Directions for this task →
Write out every entry word for word.

Recorded data →
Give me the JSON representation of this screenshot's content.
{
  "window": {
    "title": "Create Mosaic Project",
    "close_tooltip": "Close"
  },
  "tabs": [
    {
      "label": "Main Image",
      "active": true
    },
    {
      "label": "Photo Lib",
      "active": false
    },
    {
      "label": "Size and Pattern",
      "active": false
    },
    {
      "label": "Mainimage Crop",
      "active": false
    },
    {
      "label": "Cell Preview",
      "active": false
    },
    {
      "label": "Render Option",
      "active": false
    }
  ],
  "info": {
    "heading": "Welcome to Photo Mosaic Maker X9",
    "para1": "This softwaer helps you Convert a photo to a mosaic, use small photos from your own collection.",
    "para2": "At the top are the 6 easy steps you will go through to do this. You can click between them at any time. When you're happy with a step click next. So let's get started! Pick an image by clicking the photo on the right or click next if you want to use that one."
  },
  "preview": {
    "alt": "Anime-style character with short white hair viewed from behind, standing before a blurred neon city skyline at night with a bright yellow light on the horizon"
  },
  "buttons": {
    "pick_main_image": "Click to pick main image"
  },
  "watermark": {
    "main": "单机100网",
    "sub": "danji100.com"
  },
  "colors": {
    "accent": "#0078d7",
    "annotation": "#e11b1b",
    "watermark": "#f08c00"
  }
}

Solution to the problem →
Give me the JSON representation of this screenshot's content.
{
  "window": {
    "title": "Create Mosaic Project",
    "close_tooltip": "Close"
  },
  "tabs": [
    {
      "label": "Main Image",
      "active": true
    },
    {
      "label": "Photo Lib",
      "active": false
    },
    {
      "label": "Size and Pattern",
      "active": false
    },
    {
      "label": "Mainimage Crop",
      "active": false
    },
    {
      "label": "Cell Preview",
      "active": false
    },
    {
      "label": "Render Option",
      "active": false
    }
  ],
  "info": {
    "heading": "Welcome to Photo Mosaic Maker X9",
    "para1": "This softwaer helps you Convert a photo to a mosaic, use small photos from your own collection.",
    "para2": "At the top are the 6 easy steps you will go through to do this. You can click between them at any time. When you're happy with a step click next. So let's get started! Pick an image by clicking the photo on the right or click next if you want to use that one."
  },
  "preview": {
    "alt": "Anime-style character with short white hair viewed from behind, standing before a blurred neon city skyline at night with a bright yellow light on the horizon"
  },
  "buttons": {
    "pick_main_image": "Click to pick main image"
  },
  "watermark": {
    "main": "单机100网",
    "sub": "danji100.com"
  },
  "colors": {
    "accent": "#0078d7",
    "annotation": "#e11b1b",
    "watermark": "#f08c00"
  }
}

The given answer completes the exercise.